## Input
□ □ □ □ □
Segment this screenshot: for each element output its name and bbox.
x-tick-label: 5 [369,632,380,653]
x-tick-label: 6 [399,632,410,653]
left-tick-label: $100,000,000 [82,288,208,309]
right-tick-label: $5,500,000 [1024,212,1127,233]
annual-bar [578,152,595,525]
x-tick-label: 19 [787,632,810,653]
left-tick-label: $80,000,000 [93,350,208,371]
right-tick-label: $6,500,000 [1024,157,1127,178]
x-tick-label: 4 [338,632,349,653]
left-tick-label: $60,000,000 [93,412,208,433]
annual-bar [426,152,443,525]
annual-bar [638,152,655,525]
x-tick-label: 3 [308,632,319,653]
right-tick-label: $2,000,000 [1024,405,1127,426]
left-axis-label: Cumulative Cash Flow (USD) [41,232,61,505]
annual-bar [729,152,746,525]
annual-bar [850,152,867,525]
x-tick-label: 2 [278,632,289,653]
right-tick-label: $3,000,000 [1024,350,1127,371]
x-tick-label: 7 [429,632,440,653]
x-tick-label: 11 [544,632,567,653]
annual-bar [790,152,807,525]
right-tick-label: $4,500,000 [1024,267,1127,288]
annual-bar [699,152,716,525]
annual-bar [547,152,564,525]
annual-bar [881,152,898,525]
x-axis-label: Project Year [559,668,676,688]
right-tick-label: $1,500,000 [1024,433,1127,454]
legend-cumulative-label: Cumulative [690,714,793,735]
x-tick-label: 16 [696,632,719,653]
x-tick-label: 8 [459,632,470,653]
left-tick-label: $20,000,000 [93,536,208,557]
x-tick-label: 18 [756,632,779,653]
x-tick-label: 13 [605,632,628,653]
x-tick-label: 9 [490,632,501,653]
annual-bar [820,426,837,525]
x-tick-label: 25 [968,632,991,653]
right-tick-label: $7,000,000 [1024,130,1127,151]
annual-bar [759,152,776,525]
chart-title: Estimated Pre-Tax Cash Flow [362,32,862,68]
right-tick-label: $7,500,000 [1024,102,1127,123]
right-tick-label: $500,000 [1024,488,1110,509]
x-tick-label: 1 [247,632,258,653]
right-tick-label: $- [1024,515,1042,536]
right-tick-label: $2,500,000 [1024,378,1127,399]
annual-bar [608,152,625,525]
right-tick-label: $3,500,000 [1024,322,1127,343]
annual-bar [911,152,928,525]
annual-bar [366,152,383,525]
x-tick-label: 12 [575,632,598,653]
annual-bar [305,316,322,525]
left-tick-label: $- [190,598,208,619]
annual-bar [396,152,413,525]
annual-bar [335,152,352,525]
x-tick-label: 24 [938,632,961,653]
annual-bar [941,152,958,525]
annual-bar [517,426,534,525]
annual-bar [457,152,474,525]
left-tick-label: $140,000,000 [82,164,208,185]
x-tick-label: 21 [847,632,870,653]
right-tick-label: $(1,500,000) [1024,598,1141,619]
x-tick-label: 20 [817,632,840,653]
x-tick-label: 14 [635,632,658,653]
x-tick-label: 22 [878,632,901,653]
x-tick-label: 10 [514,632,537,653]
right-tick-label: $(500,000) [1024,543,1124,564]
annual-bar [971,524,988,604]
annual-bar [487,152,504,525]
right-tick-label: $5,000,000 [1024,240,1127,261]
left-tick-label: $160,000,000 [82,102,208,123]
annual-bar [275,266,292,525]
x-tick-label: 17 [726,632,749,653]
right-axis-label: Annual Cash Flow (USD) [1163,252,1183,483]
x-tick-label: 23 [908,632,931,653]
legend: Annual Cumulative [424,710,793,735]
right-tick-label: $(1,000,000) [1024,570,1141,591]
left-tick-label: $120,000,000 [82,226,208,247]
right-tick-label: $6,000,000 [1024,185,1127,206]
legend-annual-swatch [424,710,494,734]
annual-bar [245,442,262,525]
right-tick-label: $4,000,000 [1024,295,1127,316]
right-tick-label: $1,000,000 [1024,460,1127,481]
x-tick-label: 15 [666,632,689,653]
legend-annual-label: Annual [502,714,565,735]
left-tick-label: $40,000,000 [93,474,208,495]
□ □ □ □ □
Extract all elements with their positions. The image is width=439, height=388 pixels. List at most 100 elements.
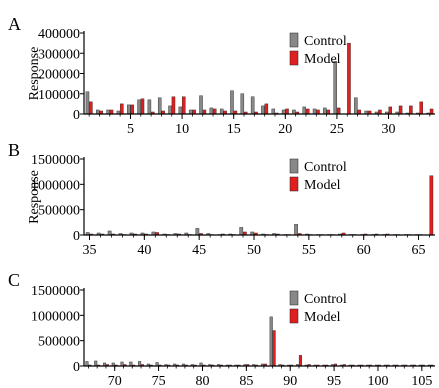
□ □ □ □ □
## Short task
Copy out the listing verbatim, starting at the line containing "Segment this screenshot: for" and ending at the line containing "annual-bar [547,152,564,525]", with both of those lines included.

## Complete response
Segment this screenshot: for each element output its name and bbox.
x-tick-label: 5 [369,632,380,653]
x-tick-label: 6 [399,632,410,653]
left-tick-label: $100,000,000 [82,288,208,309]
right-tick-label: $5,500,000 [1024,212,1127,233]
annual-bar [578,152,595,525]
x-tick-label: 19 [787,632,810,653]
left-tick-label: $80,000,000 [93,350,208,371]
right-tick-label: $6,500,000 [1024,157,1127,178]
x-tick-label: 4 [338,632,349,653]
left-tick-label: $60,000,000 [93,412,208,433]
annual-bar [426,152,443,525]
annual-bar [638,152,655,525]
x-tick-label: 3 [308,632,319,653]
right-tick-label: $2,000,000 [1024,405,1127,426]
left-axis-label: Cumulative Cash Flow (USD) [41,232,61,505]
annual-bar [729,152,746,525]
annual-bar [850,152,867,525]
x-tick-label: 2 [278,632,289,653]
right-tick-label: $3,000,000 [1024,350,1127,371]
x-tick-label: 7 [429,632,440,653]
x-tick-label: 11 [544,632,567,653]
annual-bar [790,152,807,525]
right-tick-label: $4,500,000 [1024,267,1127,288]
annual-bar [699,152,716,525]
annual-bar [547,152,564,525]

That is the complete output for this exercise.